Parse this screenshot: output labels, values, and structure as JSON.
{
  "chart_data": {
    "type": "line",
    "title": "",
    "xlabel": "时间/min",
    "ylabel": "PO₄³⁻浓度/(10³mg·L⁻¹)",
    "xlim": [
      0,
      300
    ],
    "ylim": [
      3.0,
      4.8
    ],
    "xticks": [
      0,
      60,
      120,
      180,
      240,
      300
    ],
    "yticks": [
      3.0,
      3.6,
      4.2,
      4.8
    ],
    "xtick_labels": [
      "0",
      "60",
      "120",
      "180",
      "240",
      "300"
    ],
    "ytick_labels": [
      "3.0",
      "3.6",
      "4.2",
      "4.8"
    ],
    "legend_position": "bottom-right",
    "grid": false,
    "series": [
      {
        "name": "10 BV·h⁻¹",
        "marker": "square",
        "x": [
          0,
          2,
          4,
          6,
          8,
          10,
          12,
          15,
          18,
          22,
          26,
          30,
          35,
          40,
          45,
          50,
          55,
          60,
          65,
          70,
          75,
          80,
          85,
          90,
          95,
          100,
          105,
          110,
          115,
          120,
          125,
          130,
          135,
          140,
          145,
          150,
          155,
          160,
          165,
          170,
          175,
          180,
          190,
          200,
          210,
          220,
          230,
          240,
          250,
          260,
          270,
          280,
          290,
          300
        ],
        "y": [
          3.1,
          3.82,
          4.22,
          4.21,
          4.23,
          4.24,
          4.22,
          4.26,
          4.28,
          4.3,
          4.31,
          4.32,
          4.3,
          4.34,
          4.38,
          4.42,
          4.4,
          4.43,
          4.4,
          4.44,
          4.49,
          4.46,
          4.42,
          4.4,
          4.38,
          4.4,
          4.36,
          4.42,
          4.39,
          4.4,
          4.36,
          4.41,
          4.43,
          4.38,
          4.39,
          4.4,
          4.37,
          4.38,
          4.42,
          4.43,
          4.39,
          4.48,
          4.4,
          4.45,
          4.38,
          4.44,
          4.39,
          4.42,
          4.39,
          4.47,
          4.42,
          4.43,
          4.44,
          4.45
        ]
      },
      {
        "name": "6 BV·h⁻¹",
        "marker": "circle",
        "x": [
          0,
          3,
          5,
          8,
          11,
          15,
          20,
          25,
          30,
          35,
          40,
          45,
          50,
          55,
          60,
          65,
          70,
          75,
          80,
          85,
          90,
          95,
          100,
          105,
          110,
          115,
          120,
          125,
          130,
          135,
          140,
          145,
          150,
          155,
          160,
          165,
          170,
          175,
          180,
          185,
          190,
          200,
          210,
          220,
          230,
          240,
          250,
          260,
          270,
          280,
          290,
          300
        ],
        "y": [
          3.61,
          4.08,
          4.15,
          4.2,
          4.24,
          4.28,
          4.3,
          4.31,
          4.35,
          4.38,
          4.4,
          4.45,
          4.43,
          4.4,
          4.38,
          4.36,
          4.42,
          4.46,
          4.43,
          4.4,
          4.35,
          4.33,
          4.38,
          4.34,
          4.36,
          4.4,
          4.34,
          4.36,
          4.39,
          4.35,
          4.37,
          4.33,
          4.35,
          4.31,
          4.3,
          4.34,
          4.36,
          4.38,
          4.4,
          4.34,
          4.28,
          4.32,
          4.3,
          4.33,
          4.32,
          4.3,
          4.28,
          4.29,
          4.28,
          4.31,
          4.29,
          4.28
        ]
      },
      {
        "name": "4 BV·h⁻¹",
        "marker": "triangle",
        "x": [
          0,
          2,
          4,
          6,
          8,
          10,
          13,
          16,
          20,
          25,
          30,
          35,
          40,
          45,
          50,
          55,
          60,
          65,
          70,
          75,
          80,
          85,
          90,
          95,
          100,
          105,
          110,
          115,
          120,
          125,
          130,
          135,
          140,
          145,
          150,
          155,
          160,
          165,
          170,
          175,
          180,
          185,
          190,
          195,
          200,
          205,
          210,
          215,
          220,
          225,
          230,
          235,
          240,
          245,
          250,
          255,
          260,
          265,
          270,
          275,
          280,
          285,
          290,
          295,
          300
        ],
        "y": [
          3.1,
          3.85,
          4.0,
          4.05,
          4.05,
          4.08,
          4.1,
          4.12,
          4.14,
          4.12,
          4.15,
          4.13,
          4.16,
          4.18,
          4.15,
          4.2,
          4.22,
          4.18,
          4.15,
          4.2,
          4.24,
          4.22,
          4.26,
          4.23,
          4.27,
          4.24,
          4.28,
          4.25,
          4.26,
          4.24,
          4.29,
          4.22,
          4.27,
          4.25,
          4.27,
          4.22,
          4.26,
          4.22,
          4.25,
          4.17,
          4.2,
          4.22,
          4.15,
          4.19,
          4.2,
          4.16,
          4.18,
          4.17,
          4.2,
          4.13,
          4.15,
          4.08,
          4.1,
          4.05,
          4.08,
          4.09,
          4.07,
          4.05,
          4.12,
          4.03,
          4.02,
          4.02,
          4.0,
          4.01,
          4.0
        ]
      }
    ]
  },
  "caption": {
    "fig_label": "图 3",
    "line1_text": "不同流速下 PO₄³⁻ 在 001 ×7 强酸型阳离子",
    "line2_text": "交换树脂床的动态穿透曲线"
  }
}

:::

GIVEN TASK:
Lines that hold the word "marker" are the ones to return, every one of them.

TASK RESPONSE:
        "marker": "square",
        "marker": "circle",
        "marker": "triangle",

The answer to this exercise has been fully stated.